**Task description**.
Each line below that contains "this" counts once; report the total and nothing more.

**Exercise material**.
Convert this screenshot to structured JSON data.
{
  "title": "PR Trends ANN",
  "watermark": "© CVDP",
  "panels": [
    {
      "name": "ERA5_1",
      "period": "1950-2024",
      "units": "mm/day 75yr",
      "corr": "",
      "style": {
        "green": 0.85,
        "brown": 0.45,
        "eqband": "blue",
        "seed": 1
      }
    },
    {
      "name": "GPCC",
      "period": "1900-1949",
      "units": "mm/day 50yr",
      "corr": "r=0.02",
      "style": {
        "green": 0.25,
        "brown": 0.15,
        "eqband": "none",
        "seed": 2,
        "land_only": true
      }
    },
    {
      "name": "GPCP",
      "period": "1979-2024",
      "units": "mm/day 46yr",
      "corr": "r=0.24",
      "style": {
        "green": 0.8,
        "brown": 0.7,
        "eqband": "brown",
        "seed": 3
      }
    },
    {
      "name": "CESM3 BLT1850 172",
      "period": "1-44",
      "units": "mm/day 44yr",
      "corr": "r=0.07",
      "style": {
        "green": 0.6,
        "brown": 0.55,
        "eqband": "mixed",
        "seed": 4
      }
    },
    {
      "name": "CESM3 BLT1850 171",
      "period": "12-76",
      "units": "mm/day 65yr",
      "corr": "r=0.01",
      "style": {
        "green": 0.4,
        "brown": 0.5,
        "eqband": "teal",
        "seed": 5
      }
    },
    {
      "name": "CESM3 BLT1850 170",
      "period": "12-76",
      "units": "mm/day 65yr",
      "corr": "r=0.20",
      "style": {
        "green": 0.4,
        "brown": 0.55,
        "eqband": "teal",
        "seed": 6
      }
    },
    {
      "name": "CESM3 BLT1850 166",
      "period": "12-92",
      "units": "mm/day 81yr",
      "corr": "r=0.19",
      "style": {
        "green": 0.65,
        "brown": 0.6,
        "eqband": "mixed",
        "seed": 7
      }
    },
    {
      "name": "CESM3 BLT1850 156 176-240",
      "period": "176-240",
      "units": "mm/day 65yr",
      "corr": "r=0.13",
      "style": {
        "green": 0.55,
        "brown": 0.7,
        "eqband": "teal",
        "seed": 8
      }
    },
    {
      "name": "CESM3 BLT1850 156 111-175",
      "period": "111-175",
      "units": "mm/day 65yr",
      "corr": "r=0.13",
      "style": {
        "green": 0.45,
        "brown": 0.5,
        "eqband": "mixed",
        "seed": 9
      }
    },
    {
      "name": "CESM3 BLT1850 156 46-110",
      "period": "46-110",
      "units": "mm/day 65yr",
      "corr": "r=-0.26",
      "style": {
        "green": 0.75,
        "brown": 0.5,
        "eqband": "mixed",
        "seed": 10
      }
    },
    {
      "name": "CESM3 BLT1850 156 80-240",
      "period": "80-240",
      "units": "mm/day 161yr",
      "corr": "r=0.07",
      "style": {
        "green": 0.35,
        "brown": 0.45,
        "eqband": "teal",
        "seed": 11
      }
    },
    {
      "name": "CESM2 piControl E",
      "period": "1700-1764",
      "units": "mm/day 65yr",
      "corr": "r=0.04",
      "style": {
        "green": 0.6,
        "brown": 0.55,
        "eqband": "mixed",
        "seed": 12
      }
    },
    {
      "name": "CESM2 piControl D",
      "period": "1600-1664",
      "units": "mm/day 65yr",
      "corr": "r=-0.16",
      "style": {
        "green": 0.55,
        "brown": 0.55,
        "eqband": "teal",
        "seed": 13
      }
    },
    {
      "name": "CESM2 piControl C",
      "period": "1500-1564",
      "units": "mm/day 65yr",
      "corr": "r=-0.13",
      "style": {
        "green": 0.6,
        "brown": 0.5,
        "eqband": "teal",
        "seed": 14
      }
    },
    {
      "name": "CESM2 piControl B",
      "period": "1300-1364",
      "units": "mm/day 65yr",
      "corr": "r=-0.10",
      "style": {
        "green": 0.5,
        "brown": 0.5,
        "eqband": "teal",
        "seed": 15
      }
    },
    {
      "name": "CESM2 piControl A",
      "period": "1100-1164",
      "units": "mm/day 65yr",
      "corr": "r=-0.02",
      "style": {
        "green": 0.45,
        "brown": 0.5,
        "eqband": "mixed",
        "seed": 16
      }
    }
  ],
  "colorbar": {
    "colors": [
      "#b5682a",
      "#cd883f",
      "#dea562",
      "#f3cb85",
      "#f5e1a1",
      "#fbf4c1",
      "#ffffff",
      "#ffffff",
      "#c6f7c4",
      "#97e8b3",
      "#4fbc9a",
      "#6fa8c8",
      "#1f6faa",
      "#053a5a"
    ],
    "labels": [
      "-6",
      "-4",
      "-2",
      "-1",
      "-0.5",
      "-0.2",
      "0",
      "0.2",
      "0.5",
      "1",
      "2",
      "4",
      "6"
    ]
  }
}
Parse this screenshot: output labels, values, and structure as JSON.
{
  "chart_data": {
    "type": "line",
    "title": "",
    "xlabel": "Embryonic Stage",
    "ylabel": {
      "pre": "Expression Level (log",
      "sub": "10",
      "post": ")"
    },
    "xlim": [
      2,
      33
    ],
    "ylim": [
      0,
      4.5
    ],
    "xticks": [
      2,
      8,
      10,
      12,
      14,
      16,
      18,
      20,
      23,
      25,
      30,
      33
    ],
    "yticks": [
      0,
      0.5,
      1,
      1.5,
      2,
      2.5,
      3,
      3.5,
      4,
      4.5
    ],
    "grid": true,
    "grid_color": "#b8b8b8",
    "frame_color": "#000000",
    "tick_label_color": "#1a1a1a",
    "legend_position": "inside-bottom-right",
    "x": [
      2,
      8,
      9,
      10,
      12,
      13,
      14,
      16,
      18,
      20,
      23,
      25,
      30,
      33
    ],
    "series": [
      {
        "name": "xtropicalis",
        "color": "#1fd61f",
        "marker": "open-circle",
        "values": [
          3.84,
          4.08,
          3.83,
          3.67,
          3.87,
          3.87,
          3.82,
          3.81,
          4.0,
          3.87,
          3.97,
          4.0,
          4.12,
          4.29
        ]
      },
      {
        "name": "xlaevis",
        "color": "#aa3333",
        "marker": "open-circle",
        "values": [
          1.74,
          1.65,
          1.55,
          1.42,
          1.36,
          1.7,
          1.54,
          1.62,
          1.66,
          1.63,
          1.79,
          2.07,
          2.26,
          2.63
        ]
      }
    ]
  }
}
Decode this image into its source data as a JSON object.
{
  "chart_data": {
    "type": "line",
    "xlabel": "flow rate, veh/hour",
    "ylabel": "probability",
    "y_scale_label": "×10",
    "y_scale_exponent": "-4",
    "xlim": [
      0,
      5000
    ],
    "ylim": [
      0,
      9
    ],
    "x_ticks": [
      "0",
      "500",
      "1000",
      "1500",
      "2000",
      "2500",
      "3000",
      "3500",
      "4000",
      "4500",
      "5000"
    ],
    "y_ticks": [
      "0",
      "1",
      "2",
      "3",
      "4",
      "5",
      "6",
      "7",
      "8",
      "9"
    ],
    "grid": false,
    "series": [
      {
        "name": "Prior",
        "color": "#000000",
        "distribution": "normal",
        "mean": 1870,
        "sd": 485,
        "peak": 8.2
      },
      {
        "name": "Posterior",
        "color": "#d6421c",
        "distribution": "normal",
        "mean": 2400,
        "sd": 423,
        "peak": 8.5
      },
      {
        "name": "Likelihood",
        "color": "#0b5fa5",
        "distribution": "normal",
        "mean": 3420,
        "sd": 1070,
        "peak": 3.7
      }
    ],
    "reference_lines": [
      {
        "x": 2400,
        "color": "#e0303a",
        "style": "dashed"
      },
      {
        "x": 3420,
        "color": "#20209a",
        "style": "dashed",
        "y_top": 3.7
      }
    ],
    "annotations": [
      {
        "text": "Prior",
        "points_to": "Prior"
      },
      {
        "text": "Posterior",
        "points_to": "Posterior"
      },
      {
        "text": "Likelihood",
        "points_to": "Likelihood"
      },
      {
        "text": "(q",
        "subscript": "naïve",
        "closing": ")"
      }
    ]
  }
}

**Exercise response**.
3